=== Set problem ===
Count every line that has the word "stupeň". Give the number, without anything more.
+++ Provided information +++
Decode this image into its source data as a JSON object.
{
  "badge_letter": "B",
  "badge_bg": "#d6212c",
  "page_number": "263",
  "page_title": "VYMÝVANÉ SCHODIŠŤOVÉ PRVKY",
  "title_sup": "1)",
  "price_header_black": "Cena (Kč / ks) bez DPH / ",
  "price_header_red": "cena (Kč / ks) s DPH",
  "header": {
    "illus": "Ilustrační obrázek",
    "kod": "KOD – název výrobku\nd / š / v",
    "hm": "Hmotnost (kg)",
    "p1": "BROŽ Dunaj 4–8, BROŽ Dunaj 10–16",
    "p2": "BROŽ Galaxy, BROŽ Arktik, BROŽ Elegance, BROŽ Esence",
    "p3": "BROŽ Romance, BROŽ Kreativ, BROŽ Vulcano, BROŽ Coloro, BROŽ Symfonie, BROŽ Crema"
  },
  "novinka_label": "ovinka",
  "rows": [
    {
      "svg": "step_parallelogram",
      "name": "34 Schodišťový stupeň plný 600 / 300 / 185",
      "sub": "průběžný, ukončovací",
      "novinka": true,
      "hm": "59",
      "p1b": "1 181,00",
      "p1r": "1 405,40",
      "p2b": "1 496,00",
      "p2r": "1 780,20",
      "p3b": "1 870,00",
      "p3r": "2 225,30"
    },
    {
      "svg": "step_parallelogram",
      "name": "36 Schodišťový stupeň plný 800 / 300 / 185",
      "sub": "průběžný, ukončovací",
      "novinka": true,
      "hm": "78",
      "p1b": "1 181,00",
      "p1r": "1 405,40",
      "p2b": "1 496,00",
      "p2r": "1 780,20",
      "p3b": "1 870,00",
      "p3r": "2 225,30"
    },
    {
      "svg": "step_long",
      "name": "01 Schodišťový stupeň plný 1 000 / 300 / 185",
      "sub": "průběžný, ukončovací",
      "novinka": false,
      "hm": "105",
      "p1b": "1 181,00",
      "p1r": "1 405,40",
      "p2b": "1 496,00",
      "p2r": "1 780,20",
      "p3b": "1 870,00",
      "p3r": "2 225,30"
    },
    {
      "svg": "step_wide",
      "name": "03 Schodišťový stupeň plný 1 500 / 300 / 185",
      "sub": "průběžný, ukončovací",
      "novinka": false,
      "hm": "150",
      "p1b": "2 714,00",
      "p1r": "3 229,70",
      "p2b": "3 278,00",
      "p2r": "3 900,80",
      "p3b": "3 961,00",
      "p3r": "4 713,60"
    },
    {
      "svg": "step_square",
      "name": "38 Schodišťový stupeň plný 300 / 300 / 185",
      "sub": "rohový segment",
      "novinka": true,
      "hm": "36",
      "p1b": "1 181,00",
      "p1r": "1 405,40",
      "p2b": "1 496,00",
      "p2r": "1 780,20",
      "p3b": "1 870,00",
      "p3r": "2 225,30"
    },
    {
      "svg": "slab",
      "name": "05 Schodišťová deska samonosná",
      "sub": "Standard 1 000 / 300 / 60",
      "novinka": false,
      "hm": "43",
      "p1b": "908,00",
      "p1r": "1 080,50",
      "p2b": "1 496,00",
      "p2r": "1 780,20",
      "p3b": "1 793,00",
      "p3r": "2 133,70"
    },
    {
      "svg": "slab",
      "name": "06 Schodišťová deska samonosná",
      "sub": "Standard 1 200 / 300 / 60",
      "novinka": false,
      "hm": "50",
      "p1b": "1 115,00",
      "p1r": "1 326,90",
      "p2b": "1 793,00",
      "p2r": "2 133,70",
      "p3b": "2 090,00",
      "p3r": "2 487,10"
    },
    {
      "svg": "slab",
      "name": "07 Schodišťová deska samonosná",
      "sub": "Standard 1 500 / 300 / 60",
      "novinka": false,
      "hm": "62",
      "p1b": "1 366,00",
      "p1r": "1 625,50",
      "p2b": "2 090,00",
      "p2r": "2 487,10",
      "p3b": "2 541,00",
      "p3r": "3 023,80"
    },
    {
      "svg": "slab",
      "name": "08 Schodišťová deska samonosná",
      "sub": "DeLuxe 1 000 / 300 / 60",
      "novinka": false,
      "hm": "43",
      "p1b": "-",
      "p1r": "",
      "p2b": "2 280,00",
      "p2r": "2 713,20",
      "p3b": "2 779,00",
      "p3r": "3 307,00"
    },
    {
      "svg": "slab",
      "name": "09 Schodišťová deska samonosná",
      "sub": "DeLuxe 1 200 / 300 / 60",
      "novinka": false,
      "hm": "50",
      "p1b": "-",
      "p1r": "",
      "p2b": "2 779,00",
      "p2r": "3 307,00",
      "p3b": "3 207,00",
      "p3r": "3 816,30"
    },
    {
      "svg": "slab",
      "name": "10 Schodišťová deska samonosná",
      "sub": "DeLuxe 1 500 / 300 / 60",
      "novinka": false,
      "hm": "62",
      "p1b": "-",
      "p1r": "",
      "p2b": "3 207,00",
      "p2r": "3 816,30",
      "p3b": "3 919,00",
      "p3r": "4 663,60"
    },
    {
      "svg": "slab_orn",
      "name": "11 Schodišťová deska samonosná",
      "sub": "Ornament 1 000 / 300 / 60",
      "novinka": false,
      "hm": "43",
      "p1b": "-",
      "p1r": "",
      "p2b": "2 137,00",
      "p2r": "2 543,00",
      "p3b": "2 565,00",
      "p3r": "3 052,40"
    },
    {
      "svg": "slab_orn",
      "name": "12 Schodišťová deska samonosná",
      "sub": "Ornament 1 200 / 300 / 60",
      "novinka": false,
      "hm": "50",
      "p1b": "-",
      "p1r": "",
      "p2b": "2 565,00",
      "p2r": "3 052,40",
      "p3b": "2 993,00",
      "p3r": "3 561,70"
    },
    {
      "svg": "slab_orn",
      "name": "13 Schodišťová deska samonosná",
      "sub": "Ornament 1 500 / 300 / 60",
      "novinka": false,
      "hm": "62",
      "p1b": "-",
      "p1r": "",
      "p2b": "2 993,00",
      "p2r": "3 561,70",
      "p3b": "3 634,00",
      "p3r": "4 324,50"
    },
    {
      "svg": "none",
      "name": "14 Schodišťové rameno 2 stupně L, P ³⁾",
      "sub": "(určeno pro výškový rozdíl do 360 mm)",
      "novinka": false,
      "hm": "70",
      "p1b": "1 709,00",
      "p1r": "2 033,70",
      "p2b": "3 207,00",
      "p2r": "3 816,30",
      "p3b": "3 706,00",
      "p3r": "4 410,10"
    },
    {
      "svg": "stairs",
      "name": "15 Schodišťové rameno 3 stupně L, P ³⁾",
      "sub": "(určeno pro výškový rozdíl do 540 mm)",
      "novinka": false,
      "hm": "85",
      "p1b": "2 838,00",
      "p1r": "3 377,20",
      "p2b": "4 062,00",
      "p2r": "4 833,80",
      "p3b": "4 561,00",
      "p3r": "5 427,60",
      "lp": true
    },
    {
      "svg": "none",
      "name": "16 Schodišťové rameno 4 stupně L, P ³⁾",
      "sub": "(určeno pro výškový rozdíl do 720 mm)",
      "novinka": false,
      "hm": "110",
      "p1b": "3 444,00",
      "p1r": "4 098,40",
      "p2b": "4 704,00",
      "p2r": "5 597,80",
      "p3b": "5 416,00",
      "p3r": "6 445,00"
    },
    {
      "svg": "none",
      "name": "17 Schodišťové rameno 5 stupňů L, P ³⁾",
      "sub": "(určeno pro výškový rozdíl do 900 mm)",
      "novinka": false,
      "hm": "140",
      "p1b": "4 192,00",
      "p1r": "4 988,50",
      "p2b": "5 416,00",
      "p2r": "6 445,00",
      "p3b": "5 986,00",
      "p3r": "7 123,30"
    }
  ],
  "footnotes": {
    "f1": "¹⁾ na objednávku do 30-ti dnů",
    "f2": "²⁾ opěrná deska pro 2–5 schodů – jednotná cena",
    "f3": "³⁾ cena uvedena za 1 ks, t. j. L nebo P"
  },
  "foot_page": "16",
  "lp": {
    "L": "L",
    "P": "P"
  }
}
+++
=== Answer to this exercise ===
5